WORK TO BE COMPLETED: Locate and copy each line in the data that contains the word "object".
** begin DATASET ENTRIES **
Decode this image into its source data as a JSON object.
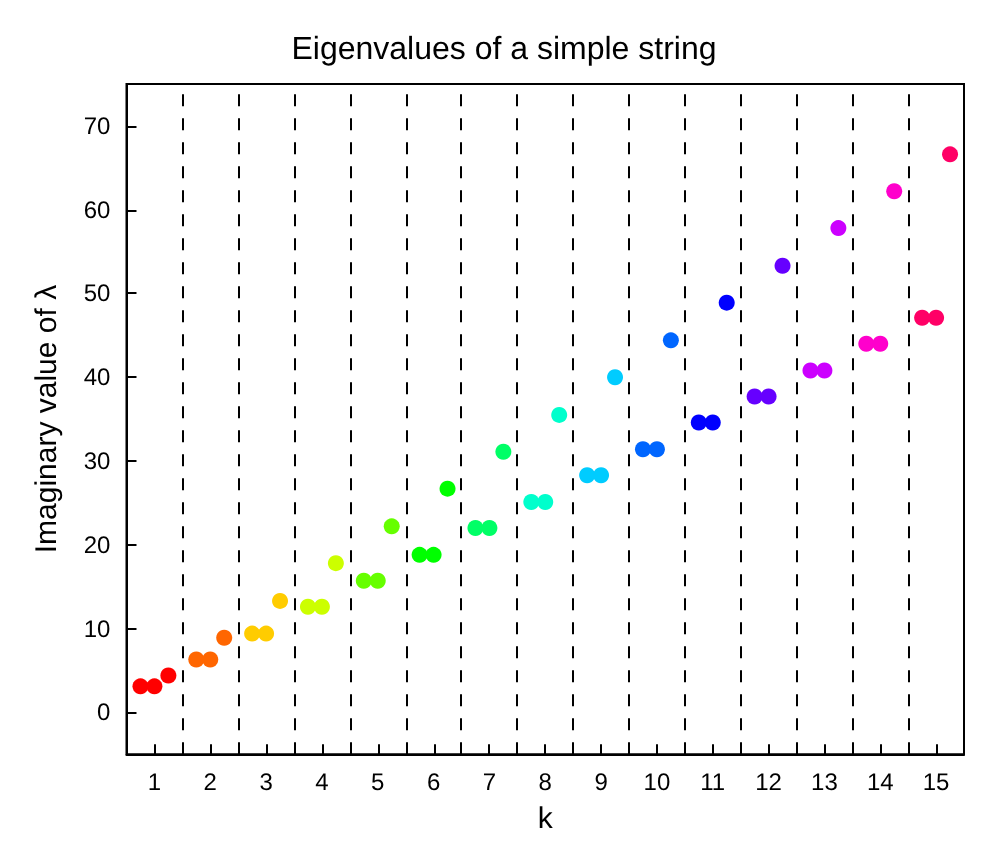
{
  "chart_data": {
    "type": "scatter",
    "title": "Eigenvalues of a simple string",
    "xlabel": "k",
    "ylabel": "Imaginary value of λ",
    "xlim": [
      0.5,
      15.5
    ],
    "xticks": [
      1,
      2,
      3,
      4,
      5,
      6,
      7,
      8,
      9,
      10,
      11,
      12,
      13,
      14,
      15
    ],
    "ylim": [
      -5,
      75
    ],
    "yticks": [
      0,
      10,
      20,
      30,
      40,
      50,
      60,
      70
    ],
    "grid": false,
    "marker": "circle",
    "series": [
      {
        "color": "#ff0000",
        "x": [
          0.75,
          1,
          1.25
        ],
        "values": [
          3.1,
          3.1,
          4.4
        ]
      },
      {
        "color": "#ff6600",
        "x": [
          1.75,
          2,
          2.25
        ],
        "values": [
          6.3,
          6.3,
          8.9
        ]
      },
      {
        "color": "#ffcc00",
        "x": [
          2.75,
          3,
          3.25
        ],
        "values": [
          9.4,
          9.4,
          13.3
        ]
      },
      {
        "color": "#ccff00",
        "x": [
          3.75,
          4,
          4.25
        ],
        "values": [
          12.6,
          12.6,
          17.8
        ]
      },
      {
        "color": "#66ff00",
        "x": [
          4.75,
          5,
          5.25
        ],
        "values": [
          15.7,
          15.7,
          22.2
        ]
      },
      {
        "color": "#00ff00",
        "x": [
          5.75,
          6,
          6.25
        ],
        "values": [
          18.8,
          18.8,
          26.7
        ]
      },
      {
        "color": "#00ff66",
        "x": [
          6.75,
          7,
          7.25
        ],
        "values": [
          22.0,
          22.0,
          31.1
        ]
      },
      {
        "color": "#00ffcc",
        "x": [
          7.75,
          8,
          8.25
        ],
        "values": [
          25.1,
          25.1,
          35.5
        ]
      },
      {
        "color": "#00ccff",
        "x": [
          8.75,
          9,
          9.25
        ],
        "values": [
          28.3,
          28.3,
          40.0
        ]
      },
      {
        "color": "#0066ff",
        "x": [
          9.75,
          10,
          10.25
        ],
        "values": [
          31.4,
          31.4,
          44.4
        ]
      },
      {
        "color": "#0000ff",
        "x": [
          10.75,
          11,
          11.25
        ],
        "values": [
          34.6,
          34.6,
          48.9
        ]
      },
      {
        "color": "#6600ff",
        "x": [
          11.75,
          12,
          12.25
        ],
        "values": [
          37.7,
          37.7,
          53.3
        ]
      },
      {
        "color": "#cc00ff",
        "x": [
          12.75,
          13,
          13.25
        ],
        "values": [
          40.8,
          40.8,
          57.8
        ]
      },
      {
        "color": "#ff00cc",
        "x": [
          13.75,
          14,
          14.25
        ],
        "values": [
          44.0,
          44.0,
          62.2
        ]
      },
      {
        "color": "#ff0066",
        "x": [
          14.75,
          15,
          15.25
        ],
        "values": [
          47.1,
          47.1,
          66.6
        ]
      }
    ],
    "ref_lines": [
      {
        "axis": "x",
        "value": 1.5,
        "color": "#000000",
        "line_style": "dashed"
      },
      {
        "axis": "x",
        "value": 2.5,
        "color": "#000000",
        "line_style": "dashed"
      },
      {
        "axis": "x",
        "value": 3.5,
        "color": "#000000",
        "line_style": "dashed"
      },
      {
        "axis": "x",
        "value": 4.5,
        "color": "#000000",
        "line_style": "dashed"
      },
      {
        "axis": "x",
        "value": 5.5,
        "color": "#000000",
        "line_style": "dashed"
      },
      {
        "axis": "x",
        "value": 6.5,
        "color": "#000000",
        "line_style": "dashed"
      },
      {
        "axis": "x",
        "value": 7.5,
        "color": "#000000",
        "line_style": "dashed"
      },
      {
        "axis": "x",
        "value": 8.5,
        "color": "#000000",
        "line_style": "dashed"
      },
      {
        "axis": "x",
        "value": 9.5,
        "color": "#000000",
        "line_style": "dashed"
      },
      {
        "axis": "x",
        "value": 10.5,
        "color": "#000000",
        "line_style": "dashed"
      },
      {
        "axis": "x",
        "value": 11.5,
        "color": "#000000",
        "line_style": "dashed"
      },
      {
        "axis": "x",
        "value": 12.5,
        "color": "#000000",
        "line_style": "dashed"
      },
      {
        "axis": "x",
        "value": 13.5,
        "color": "#000000",
        "line_style": "dashed"
      },
      {
        "axis": "x",
        "value": 14.5,
        "color": "#000000",
        "line_style": "dashed"
      }
    ]
  }
}
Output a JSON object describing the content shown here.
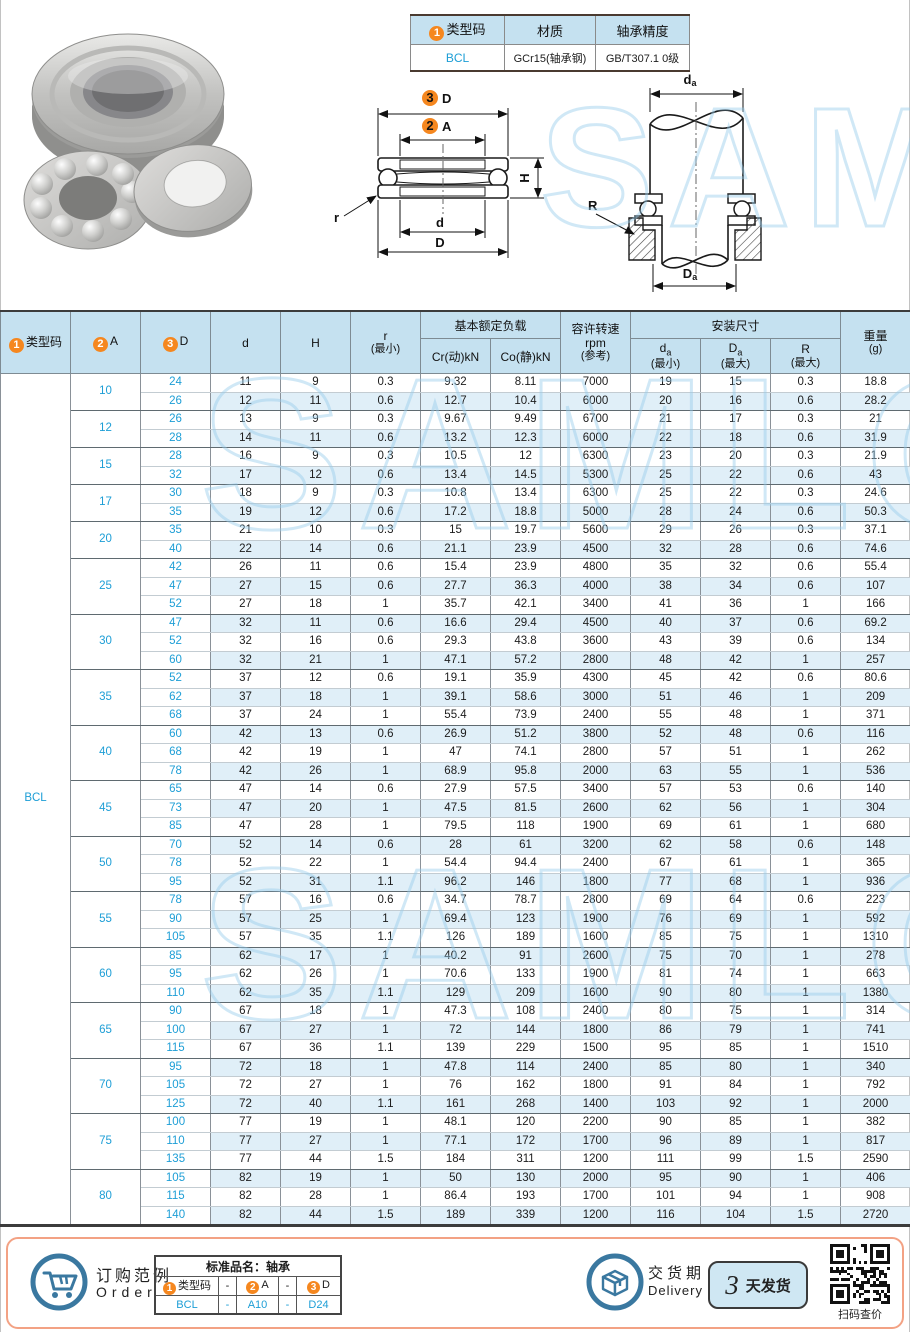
** end DATASET ENTRIES **
SOLUTION:
Decode this image into its source data as a JSON object.
Output a JSON object describing the content shown here.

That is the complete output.